> **Stated goal**
Copy the items below verbatim, from the first line down to and including the line with "model-n-var: n [152,343,163,368]".

•••••

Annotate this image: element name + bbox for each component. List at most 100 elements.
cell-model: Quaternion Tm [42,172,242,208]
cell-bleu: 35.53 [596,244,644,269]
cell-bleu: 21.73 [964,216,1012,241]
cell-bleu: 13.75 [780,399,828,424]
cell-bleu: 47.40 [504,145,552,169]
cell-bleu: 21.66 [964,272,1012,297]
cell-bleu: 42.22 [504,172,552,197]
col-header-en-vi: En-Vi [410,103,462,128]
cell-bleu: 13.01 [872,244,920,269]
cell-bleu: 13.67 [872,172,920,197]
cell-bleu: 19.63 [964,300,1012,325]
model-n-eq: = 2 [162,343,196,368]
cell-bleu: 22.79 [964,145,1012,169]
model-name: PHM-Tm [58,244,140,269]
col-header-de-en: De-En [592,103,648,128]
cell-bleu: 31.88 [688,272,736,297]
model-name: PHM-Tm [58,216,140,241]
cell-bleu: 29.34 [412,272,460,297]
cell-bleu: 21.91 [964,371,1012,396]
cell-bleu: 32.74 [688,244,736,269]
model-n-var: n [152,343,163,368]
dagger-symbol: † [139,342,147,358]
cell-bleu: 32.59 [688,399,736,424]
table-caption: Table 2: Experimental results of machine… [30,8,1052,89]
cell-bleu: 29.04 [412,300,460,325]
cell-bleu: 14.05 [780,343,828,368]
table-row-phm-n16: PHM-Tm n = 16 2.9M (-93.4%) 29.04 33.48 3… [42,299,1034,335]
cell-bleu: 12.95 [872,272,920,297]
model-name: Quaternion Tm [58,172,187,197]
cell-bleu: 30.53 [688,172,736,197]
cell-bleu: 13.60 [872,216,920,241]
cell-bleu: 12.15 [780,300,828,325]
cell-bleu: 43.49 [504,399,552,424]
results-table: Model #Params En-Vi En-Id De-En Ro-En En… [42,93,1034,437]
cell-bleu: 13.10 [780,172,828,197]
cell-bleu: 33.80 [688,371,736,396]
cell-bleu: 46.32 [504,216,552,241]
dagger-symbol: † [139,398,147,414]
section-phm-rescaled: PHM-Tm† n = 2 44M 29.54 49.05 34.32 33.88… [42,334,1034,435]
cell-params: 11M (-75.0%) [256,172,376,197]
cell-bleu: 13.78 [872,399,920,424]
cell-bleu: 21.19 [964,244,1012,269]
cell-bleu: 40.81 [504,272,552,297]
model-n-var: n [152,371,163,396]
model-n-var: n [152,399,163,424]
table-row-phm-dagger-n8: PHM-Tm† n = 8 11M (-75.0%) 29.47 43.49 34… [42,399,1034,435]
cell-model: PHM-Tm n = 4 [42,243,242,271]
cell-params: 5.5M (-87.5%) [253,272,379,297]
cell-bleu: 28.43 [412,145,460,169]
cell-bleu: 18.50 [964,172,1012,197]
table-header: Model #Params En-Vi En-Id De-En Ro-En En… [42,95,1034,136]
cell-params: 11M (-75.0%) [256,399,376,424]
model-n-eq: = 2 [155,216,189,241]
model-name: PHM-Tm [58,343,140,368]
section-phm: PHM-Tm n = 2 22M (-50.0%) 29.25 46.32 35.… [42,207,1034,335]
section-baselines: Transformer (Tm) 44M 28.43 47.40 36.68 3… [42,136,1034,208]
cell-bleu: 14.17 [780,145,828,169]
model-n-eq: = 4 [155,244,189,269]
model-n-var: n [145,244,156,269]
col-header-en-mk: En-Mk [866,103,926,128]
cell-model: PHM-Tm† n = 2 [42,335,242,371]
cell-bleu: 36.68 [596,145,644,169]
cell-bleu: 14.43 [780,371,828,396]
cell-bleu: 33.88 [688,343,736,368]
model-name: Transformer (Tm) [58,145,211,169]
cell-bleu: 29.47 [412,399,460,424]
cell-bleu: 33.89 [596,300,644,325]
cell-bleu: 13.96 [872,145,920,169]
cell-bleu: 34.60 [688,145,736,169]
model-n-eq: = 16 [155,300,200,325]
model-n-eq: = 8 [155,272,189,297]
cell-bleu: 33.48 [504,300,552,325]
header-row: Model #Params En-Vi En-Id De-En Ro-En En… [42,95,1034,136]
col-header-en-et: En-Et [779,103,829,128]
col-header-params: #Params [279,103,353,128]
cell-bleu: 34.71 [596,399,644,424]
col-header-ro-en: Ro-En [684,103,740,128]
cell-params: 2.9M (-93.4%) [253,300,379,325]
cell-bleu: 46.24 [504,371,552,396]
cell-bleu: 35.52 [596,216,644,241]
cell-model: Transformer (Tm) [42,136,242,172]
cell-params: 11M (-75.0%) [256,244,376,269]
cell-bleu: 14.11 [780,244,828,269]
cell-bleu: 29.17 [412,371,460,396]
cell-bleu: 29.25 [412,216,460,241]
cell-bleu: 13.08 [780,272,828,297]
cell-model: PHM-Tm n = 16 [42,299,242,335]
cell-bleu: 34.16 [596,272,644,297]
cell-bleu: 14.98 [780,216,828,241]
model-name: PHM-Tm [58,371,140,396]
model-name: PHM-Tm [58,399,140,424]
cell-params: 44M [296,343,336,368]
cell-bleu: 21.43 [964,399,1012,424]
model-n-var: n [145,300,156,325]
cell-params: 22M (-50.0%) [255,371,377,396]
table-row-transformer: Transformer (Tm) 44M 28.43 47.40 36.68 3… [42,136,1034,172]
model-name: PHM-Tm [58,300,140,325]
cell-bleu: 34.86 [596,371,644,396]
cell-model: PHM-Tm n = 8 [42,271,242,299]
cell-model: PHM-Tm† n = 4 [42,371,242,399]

•••••

> **Output of the task**
Annotate this image: element name + bbox for each component. List at most 100 elements.
cell-model: Quaternion Tm [42,172,242,208]
cell-bleu: 35.53 [596,244,644,269]
cell-bleu: 21.73 [964,216,1012,241]
cell-bleu: 13.75 [780,399,828,424]
cell-bleu: 47.40 [504,145,552,169]
cell-bleu: 21.66 [964,272,1012,297]
cell-bleu: 42.22 [504,172,552,197]
col-header-en-vi: En-Vi [410,103,462,128]
cell-bleu: 13.01 [872,244,920,269]
cell-bleu: 13.67 [872,172,920,197]
cell-bleu: 19.63 [964,300,1012,325]
model-n-eq: = 2 [162,343,196,368]
cell-bleu: 22.79 [964,145,1012,169]
model-name: PHM-Tm [58,244,140,269]
col-header-de-en: De-En [592,103,648,128]
cell-bleu: 31.88 [688,272,736,297]
model-name: PHM-Tm [58,216,140,241]
cell-bleu: 29.34 [412,272,460,297]
cell-bleu: 21.91 [964,371,1012,396]
cell-bleu: 32.74 [688,244,736,269]
model-n-var: n [152,343,163,368]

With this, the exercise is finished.